● **TEXT UNDER STUDY**

╭──

[MDEV-28976] InnoDB: Missing FILE_CHECKPOINT - Jira

XML

Word

Printable

Details

Type: Bug
Status: Closed (View Workflow)
Priority: Major
Resolution: Fixed
Affects Version/s: 10.6, 10.3(EOL), 10.4(EOL), 10.5(EOL), 10.7(EOL), 10.8(EOL), 10.9(EOL), 10.10(EOL)
Fix Version/s: 10.7.5, 10.3.36, 10.4.26, 10.5.17, 10.6.9, 10.8.4, 10.9.2, 10.10.1
Component/s: Storage Engine - InnoDB, Tests
Labels:
- race

Description

A test frequently fails like this:

10.10 63961a08a6203f4d58363a9321e4cf9c8b07a9fe
encryption.innodb-redo-nokeys 'cbc,innodb' w2 [ fail ] Found warnings/errors in server log file!

╰──

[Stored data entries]
╭──

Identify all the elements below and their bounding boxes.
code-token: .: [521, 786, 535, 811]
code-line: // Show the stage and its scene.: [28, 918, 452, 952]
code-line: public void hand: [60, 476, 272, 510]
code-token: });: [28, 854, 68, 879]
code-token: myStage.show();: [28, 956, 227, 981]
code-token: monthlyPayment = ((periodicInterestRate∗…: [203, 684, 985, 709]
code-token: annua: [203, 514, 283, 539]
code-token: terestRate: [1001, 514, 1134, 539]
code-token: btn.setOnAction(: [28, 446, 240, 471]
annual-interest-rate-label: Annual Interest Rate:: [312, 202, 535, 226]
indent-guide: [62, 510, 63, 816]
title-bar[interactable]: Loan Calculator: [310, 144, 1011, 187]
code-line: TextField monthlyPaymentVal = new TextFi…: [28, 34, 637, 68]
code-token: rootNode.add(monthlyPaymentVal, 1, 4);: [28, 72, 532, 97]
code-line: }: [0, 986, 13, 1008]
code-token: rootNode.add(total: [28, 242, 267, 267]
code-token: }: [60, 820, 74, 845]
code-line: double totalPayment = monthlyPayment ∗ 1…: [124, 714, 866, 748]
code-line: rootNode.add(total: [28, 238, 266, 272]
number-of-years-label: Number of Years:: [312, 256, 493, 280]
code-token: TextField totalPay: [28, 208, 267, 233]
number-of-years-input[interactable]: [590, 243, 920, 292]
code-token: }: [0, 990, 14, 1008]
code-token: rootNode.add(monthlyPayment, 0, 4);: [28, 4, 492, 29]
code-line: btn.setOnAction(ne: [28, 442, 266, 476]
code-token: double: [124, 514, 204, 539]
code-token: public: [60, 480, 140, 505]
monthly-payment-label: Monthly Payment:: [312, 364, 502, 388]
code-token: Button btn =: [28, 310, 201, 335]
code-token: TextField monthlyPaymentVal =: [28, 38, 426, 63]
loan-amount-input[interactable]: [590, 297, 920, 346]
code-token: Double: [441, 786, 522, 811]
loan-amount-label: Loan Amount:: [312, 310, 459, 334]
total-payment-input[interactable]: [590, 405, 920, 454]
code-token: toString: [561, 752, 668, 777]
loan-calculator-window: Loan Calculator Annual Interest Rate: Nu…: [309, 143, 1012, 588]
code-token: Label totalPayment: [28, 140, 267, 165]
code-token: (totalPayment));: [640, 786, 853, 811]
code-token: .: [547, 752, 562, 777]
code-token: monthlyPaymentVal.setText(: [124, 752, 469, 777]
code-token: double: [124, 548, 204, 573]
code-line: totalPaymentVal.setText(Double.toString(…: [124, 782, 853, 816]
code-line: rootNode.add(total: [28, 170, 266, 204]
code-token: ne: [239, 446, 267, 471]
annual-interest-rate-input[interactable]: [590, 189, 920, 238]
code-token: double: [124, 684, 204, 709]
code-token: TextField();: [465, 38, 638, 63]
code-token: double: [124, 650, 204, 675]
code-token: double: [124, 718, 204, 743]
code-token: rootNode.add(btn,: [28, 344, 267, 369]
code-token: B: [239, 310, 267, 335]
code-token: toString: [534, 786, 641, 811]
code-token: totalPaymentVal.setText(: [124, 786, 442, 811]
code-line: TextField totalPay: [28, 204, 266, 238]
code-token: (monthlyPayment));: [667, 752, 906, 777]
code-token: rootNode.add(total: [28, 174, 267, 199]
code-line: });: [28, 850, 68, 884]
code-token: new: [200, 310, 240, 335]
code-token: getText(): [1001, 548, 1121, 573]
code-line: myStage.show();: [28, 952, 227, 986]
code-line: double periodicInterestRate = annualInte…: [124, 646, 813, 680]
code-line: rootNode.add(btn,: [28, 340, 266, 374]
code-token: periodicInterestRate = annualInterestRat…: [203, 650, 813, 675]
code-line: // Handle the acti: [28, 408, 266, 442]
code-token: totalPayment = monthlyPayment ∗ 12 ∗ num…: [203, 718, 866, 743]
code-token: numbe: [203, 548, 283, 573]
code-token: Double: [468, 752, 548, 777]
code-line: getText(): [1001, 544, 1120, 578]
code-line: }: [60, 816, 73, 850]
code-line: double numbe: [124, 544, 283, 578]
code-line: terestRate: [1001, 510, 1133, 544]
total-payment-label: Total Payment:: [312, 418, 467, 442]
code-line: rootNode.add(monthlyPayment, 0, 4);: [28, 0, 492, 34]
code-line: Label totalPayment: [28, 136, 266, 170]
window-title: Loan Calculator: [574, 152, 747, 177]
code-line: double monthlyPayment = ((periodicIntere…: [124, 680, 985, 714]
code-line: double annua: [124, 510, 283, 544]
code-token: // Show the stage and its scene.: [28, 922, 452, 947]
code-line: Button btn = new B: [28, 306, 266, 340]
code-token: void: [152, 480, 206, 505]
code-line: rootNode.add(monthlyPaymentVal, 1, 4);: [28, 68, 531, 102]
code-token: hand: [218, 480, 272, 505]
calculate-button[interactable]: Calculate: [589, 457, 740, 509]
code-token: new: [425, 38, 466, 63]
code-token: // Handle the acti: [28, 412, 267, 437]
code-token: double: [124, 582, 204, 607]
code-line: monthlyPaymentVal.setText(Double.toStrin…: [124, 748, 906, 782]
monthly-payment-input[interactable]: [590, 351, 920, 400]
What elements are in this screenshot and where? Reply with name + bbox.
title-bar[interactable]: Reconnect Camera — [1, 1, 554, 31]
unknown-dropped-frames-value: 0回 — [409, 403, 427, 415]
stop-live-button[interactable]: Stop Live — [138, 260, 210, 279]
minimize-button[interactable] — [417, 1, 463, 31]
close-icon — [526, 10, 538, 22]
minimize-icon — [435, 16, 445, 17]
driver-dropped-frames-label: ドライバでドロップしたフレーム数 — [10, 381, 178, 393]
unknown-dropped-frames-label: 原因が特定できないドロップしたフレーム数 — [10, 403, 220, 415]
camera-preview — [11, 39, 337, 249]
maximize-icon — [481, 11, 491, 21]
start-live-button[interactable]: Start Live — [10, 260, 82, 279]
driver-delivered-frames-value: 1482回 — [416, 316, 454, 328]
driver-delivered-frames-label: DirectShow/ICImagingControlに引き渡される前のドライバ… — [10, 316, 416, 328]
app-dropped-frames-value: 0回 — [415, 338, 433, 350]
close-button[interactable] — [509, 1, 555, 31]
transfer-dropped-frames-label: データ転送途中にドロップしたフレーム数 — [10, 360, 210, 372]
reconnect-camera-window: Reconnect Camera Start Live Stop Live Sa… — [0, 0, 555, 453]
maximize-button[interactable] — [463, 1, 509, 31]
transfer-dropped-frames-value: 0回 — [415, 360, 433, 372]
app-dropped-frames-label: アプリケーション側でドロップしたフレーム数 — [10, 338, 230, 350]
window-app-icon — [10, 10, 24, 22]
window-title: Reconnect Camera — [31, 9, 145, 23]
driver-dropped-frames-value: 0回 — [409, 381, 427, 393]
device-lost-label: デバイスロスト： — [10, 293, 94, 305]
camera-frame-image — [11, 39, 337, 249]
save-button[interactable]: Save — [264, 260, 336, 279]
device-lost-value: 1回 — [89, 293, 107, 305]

╰──

● **TASKS**
1. Rewrite part of the bug report, swapping "Major" for "Critical": begin at the words "Priority: Major" and stop after "server log file!".
2. Which components does the bug report list?
Work only from the bug report.

● **EXERCISE SOLUTIONS**
1.
Priority: Critical
Resolution: Fixed
Affects Version/s: 10.6, 10.3(EOL), 10.4(EOL), 10.5(EOL), 10.7(EOL), 10.8(EOL), 10.9(EOL), 10.10(EOL)
Fix Version/s: 10.7.5, 10.3.36, 10.4.26, 10.5.17, 10.6.9, 10.8.4, 10.9.2, 10.10.1
Component/s: Storage Engine - InnoDB, Tests
Labels:
- race

Description

A test frequently fails like this:

10.10 63961a08a6203f4d58363a9321e4cf9c8b07a9fe
encryption.innodb-redo-nokeys 'cbc,innodb' w2 [ fail ] Found warnings/errors in server log file!

2. Storage Engine - InnoDB, and Tests.